╭──

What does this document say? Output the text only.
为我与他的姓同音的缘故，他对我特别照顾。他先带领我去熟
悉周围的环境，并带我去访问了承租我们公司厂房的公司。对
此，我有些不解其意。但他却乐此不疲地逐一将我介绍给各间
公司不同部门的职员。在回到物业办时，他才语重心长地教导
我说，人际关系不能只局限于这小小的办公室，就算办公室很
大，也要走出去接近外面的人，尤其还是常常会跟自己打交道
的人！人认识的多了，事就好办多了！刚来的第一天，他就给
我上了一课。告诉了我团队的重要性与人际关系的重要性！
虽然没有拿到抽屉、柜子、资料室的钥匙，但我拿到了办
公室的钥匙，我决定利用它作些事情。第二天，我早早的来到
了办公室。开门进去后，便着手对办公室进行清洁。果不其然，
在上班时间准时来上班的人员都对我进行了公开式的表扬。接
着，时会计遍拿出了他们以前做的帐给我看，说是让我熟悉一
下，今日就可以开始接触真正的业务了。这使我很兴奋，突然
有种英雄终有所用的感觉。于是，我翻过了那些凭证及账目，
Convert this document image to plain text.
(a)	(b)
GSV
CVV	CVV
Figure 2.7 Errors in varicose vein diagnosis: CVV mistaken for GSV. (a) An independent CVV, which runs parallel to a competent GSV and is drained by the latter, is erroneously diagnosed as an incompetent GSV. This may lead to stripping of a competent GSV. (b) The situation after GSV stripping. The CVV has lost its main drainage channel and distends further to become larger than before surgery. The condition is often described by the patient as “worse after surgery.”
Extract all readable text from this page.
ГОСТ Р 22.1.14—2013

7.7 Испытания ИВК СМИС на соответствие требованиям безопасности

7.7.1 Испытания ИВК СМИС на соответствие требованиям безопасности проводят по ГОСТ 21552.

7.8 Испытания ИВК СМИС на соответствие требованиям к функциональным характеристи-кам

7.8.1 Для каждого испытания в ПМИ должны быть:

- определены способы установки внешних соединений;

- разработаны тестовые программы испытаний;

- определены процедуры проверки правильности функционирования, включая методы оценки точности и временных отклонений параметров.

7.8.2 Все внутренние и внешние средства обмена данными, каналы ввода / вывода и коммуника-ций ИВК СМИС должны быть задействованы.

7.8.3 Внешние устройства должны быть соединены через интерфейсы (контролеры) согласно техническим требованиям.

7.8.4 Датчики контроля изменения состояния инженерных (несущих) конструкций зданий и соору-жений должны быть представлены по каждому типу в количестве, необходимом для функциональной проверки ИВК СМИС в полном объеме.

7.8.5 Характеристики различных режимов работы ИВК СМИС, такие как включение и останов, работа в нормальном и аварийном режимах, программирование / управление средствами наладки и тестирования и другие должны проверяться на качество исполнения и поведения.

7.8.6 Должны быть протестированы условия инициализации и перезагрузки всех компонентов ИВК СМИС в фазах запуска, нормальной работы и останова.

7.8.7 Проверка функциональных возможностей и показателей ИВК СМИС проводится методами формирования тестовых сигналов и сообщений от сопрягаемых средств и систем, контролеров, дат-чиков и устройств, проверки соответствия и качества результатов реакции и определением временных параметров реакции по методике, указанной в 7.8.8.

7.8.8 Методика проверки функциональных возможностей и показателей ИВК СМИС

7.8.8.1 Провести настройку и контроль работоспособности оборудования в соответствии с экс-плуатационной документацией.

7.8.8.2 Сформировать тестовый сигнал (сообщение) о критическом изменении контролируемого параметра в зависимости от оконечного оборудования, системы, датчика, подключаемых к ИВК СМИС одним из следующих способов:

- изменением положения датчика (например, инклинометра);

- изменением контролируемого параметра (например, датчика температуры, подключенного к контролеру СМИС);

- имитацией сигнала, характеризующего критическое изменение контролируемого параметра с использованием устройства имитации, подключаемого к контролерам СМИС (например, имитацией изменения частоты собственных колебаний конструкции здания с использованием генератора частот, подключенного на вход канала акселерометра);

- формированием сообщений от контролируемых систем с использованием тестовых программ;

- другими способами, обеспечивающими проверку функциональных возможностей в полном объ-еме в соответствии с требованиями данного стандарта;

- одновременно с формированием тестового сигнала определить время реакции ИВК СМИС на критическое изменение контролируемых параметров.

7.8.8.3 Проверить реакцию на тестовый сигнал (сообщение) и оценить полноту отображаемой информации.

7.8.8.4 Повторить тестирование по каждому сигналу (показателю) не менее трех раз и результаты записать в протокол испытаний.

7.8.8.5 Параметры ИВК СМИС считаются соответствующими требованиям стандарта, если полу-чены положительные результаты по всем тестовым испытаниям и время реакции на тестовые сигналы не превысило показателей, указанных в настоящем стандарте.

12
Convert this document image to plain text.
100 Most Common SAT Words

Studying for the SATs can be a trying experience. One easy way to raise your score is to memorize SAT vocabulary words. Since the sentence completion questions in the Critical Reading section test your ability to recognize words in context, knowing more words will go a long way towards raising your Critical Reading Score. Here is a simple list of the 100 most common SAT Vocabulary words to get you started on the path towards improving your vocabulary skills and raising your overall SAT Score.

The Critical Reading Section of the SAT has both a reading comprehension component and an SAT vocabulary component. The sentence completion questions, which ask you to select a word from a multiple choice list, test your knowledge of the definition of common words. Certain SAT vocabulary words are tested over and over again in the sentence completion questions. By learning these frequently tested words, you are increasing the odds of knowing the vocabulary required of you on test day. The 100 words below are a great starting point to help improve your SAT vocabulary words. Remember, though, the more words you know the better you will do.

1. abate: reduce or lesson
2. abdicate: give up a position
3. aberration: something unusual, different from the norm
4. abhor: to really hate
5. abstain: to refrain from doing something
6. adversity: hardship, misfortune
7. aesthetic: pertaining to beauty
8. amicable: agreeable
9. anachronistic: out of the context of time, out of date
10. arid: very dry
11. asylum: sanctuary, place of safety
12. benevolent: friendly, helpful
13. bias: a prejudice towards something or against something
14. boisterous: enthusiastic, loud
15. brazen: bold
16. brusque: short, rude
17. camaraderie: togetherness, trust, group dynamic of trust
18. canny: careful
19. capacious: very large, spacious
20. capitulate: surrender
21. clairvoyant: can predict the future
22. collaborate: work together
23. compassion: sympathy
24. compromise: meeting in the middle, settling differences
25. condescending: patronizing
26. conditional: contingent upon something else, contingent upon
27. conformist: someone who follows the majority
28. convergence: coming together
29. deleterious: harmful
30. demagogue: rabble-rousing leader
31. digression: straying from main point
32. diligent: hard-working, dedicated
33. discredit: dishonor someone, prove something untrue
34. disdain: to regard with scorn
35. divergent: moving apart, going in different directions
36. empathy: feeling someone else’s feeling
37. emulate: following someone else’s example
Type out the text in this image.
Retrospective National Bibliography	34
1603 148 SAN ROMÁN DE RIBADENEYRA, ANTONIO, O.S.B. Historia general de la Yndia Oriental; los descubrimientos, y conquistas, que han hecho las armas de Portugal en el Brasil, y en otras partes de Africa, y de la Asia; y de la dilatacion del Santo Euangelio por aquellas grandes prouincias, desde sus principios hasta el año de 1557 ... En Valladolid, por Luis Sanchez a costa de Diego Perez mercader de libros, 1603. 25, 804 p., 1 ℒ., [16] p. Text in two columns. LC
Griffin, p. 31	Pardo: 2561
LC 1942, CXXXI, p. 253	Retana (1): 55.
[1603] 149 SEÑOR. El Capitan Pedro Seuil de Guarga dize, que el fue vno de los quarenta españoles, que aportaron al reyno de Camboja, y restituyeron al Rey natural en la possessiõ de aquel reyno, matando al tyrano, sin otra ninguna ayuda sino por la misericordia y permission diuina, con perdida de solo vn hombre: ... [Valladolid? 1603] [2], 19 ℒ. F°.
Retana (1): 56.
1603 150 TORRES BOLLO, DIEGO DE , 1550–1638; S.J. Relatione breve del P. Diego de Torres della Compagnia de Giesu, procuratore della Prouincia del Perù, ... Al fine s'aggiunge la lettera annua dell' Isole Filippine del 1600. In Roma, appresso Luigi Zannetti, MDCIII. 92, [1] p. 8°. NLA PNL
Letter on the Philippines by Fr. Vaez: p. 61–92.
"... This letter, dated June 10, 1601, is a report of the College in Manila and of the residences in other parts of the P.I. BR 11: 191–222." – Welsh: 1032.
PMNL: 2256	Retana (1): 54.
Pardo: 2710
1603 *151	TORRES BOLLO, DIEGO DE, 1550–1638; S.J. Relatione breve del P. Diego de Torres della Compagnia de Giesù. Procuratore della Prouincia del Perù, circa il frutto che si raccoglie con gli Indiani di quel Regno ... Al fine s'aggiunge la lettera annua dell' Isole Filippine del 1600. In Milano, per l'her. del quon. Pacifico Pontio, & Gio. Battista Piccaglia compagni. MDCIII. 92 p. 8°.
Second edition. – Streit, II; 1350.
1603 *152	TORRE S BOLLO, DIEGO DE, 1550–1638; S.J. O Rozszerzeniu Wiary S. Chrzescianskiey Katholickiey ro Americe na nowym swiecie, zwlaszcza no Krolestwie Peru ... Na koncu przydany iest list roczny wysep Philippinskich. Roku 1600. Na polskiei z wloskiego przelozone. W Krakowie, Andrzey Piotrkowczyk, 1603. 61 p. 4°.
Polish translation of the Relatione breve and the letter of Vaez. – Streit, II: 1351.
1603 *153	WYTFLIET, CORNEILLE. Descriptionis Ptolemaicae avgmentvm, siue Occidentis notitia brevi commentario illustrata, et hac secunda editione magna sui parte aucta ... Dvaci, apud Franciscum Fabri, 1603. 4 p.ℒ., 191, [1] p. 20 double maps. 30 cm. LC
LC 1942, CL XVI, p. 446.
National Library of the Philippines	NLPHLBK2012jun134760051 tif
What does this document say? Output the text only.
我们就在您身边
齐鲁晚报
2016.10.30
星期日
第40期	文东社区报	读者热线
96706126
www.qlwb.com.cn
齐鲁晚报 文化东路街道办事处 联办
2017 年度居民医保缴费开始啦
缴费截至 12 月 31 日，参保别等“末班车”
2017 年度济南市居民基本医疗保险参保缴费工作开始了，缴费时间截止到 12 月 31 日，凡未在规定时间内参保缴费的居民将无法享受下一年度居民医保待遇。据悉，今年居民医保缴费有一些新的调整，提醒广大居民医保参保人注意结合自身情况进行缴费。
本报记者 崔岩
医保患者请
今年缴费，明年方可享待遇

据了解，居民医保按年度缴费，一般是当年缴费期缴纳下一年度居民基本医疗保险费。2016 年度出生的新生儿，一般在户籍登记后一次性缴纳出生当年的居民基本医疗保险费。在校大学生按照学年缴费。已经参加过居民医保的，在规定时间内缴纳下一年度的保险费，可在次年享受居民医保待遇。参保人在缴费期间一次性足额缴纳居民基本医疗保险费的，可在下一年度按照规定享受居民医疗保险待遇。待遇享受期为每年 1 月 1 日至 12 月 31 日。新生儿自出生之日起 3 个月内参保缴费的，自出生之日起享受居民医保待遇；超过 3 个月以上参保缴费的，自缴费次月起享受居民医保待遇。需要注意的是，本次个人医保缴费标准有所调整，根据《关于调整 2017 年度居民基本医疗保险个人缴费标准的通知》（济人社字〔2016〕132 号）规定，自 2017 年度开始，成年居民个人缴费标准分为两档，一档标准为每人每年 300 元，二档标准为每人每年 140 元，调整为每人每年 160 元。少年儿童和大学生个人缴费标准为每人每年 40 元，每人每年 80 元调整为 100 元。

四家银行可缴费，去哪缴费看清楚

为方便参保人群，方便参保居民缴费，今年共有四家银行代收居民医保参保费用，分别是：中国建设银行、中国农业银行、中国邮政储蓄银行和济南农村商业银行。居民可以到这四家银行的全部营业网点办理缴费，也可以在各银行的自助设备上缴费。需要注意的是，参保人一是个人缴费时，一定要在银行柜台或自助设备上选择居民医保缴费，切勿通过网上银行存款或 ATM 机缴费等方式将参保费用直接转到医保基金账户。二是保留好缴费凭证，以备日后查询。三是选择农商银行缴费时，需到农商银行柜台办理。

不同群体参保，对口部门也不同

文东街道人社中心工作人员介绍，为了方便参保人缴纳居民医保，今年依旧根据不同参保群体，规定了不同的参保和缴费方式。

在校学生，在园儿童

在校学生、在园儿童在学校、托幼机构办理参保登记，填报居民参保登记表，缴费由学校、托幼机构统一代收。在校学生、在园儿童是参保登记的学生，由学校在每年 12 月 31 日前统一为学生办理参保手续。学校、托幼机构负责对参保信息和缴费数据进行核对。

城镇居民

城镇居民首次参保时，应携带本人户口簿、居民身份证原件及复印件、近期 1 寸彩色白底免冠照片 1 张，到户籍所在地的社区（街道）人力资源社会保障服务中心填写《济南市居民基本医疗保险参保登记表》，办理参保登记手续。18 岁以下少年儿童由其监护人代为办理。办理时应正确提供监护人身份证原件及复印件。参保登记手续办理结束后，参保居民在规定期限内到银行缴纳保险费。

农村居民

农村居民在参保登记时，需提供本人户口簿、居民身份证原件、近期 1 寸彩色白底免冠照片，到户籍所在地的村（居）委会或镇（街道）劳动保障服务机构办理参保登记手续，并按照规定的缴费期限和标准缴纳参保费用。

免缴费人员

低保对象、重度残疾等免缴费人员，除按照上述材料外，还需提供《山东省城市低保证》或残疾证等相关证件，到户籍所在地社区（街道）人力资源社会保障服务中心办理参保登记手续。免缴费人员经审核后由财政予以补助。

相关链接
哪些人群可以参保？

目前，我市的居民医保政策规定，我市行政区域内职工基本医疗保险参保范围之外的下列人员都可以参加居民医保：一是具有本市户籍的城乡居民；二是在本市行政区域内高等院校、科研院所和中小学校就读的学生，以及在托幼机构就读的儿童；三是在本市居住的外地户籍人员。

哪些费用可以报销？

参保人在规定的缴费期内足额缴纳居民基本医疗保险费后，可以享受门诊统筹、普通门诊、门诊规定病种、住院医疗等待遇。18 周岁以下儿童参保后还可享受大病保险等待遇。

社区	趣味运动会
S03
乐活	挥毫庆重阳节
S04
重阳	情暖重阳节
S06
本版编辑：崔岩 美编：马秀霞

╰──

__Exercise instructions__
Find every line in the records above that contains the word "изменением", and copy each one.

__Full answer__
- изменением положения датчика (например, инклинометра);
- изменением контролируемого параметра (например, датчика температуры, подключенного к контролеру СМИС);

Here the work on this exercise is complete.